### Supplied information
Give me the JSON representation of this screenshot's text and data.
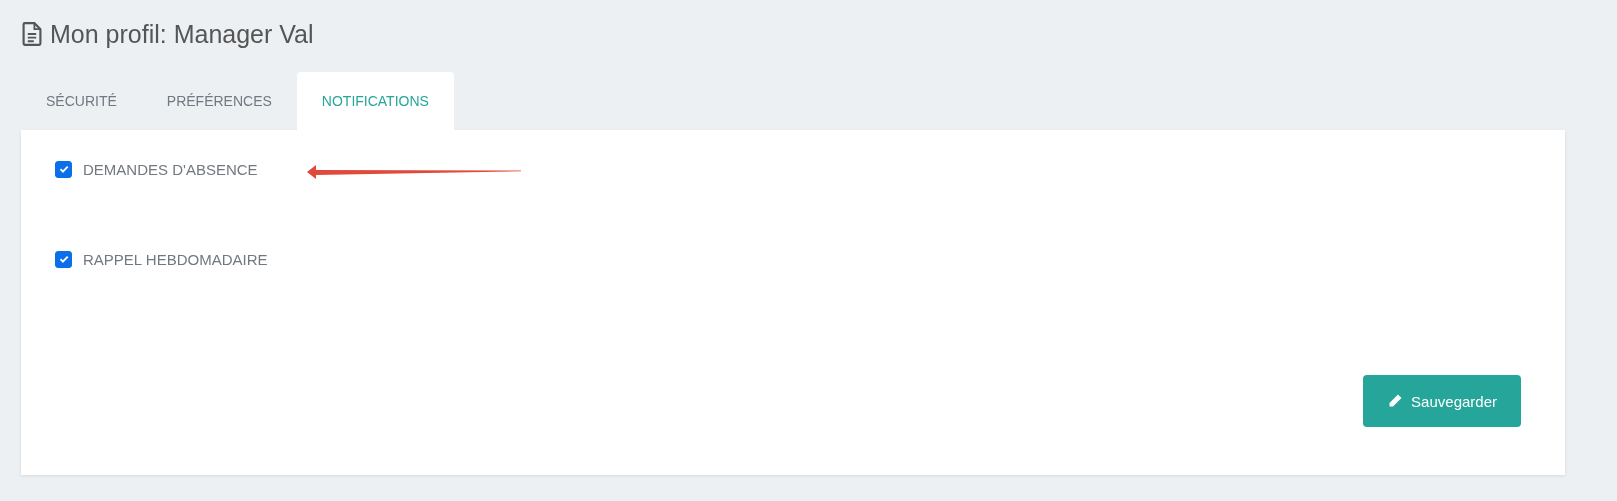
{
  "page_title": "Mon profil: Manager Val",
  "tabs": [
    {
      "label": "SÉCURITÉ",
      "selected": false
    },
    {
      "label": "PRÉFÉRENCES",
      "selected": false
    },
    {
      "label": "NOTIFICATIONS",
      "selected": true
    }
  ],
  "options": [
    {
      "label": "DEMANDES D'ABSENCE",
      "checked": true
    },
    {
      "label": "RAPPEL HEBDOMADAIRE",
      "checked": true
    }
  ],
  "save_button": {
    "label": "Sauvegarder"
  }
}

### Your objective
Can the entries above be repeated exactly, without their pictures?

### Worked answer
Give me the JSON representation of this screenshot's text and data.
{
  "page_title": "Mon profil: Manager Val",
  "tabs": [
    {
      "label": "SÉCURITÉ",
      "selected": false
    },
    {
      "label": "PRÉFÉRENCES",
      "selected": false
    },
    {
      "label": "NOTIFICATIONS",
      "selected": true
    }
  ],
  "options": [
    {
      "label": "DEMANDES D'ABSENCE",
      "checked": true
    },
    {
      "label": "RAPPEL HEBDOMADAIRE",
      "checked": true
    }
  ],
  "save_button": {
    "label": "Sauvegarder"
  }
}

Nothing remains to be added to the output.